● REQUIREMENT: Return the number of lines in which the word "Subject" appears; add nothing else.

● RECORDS SHOWN:
:::::

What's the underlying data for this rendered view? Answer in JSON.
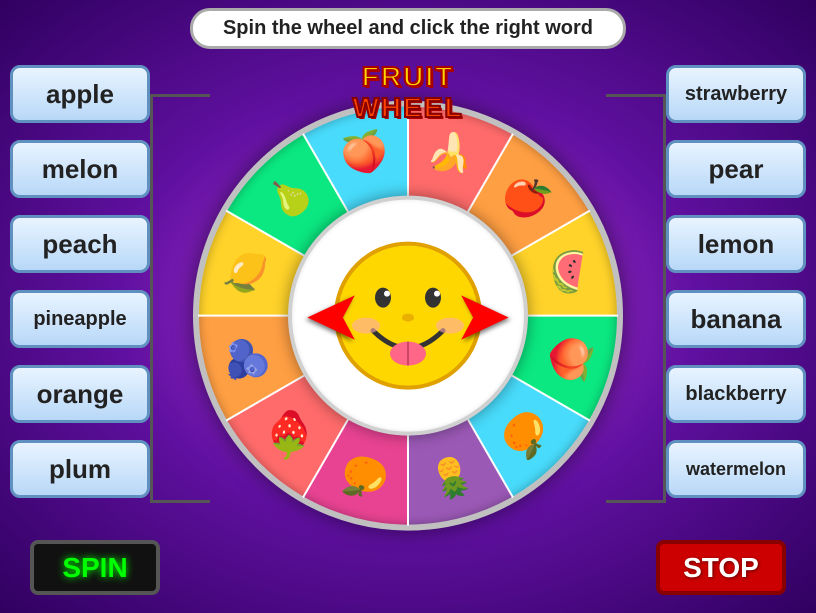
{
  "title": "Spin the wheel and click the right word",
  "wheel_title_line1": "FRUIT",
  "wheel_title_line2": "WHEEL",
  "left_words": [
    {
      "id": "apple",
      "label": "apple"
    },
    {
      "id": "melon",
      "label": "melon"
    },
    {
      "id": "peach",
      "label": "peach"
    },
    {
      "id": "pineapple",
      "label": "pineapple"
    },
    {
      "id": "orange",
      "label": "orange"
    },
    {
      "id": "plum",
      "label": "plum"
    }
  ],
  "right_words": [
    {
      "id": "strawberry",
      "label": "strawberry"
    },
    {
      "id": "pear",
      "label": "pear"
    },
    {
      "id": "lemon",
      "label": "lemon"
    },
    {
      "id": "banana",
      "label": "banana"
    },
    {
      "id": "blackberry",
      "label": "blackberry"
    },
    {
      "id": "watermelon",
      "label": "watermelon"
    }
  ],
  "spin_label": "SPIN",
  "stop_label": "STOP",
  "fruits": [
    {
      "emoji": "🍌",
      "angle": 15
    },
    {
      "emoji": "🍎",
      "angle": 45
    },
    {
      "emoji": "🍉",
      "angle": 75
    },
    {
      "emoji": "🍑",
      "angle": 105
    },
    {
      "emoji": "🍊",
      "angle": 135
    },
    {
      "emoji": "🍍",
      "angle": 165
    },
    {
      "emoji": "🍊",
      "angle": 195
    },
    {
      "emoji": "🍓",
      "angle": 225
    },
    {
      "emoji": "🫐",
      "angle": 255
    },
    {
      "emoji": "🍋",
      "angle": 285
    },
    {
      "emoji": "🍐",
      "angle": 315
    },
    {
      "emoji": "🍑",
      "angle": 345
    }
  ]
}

:::::

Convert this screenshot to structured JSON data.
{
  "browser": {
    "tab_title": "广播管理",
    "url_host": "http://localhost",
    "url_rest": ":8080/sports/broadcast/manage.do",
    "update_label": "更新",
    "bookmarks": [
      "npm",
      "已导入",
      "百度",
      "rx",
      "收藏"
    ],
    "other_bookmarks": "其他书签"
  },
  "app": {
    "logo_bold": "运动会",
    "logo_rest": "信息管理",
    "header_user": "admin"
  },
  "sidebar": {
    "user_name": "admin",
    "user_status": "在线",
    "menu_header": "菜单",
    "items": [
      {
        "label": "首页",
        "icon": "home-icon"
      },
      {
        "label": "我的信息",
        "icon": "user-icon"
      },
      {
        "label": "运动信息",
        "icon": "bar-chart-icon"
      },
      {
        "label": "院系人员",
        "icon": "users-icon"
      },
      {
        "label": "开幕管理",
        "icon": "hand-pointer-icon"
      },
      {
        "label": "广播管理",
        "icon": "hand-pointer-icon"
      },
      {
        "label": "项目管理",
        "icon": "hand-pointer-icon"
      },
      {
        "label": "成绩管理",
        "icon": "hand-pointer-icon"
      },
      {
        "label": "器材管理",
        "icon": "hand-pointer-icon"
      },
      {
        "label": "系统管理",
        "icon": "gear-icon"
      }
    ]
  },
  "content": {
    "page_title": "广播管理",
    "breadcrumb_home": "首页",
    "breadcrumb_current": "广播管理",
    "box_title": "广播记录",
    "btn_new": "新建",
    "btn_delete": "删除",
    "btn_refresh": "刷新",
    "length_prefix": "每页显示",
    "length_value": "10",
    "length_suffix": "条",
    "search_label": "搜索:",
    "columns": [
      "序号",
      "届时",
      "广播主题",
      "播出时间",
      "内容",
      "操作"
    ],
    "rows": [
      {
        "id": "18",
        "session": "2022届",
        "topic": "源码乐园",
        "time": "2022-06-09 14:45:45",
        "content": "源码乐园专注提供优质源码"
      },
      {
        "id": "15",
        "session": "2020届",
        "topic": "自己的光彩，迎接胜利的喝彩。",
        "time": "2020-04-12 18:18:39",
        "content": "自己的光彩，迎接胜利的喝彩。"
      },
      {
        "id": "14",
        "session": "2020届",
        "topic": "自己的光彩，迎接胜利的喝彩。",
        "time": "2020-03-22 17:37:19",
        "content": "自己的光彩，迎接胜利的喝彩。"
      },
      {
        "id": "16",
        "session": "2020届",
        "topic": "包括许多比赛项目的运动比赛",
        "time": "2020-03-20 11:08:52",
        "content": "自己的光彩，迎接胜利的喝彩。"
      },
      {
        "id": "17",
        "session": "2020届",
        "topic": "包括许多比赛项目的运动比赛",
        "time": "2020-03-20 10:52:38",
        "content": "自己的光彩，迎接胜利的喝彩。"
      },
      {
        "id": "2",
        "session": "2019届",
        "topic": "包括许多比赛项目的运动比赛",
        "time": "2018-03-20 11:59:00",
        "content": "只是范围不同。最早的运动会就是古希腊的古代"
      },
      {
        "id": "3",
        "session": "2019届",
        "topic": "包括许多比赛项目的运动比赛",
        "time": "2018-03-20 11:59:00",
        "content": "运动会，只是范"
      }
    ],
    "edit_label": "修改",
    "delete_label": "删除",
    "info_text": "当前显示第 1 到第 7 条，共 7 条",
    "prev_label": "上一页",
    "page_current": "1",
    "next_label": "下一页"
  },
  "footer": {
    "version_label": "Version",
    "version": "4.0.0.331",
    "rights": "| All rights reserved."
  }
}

:::::

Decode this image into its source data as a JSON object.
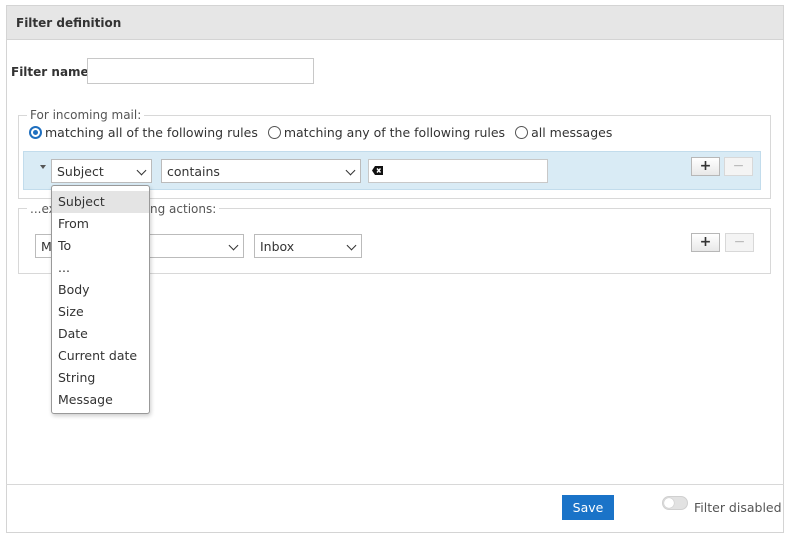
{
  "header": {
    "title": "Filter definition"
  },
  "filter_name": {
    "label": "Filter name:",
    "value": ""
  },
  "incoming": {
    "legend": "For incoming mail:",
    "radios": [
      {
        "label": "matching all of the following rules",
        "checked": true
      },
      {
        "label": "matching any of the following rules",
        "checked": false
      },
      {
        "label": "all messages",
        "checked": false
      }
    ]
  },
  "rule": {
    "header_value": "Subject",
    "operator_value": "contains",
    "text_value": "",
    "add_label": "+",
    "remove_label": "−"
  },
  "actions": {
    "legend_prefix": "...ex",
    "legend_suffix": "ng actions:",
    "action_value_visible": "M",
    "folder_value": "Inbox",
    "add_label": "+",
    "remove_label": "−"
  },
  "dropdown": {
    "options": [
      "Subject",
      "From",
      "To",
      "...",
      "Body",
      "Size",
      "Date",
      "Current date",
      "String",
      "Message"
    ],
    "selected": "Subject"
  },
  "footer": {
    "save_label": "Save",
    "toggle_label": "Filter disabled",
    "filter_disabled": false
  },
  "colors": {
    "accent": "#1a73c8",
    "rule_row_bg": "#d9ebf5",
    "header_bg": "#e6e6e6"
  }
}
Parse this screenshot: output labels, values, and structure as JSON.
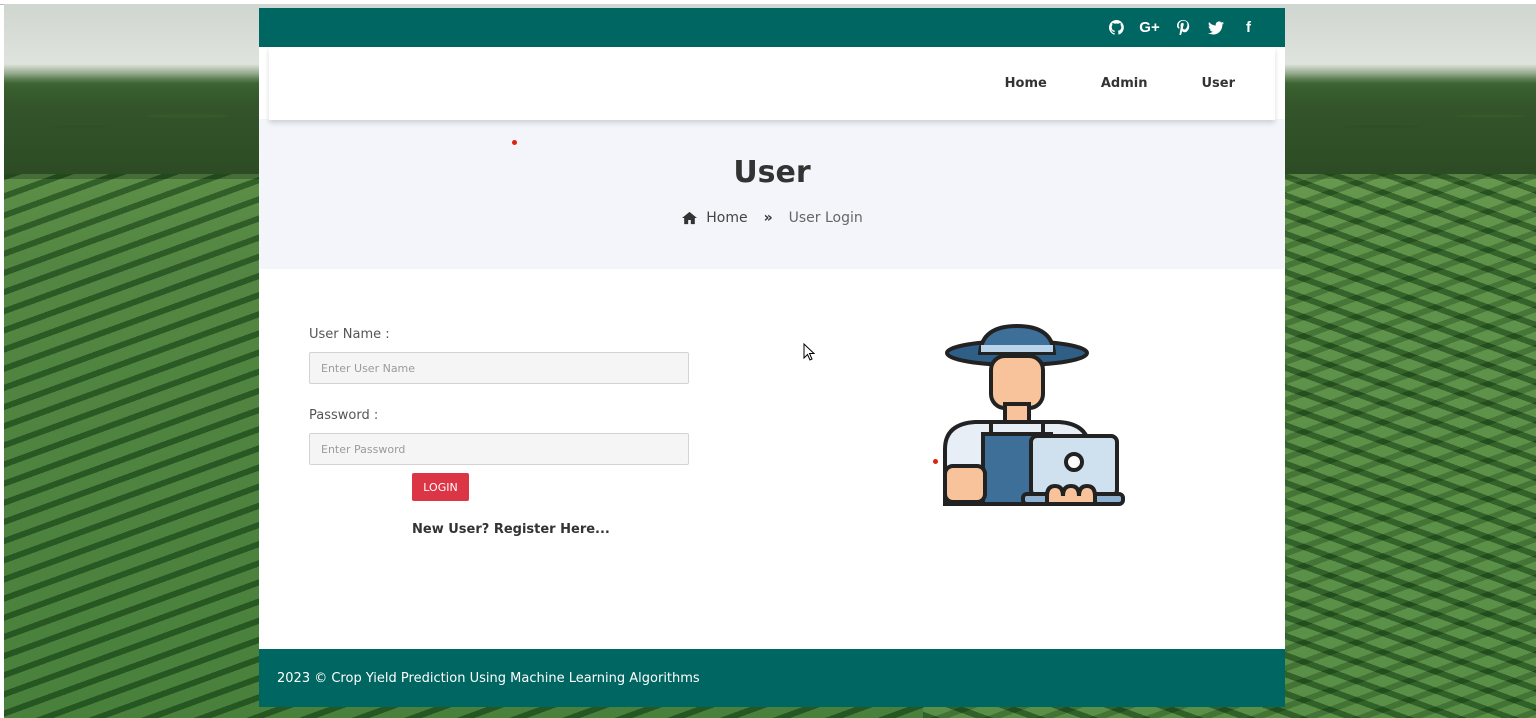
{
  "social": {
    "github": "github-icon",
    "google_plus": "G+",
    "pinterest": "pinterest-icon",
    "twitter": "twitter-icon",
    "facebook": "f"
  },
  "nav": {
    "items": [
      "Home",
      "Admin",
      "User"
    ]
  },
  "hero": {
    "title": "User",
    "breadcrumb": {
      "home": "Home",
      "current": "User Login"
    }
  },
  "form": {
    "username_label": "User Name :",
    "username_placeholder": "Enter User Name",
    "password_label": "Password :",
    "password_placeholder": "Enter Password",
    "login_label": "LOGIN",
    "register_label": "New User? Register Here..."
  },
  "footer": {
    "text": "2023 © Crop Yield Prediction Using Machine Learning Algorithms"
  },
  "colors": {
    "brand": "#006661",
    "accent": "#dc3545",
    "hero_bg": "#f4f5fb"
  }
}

:::::

● OUTPUT FOR THIS EXERCISE: 3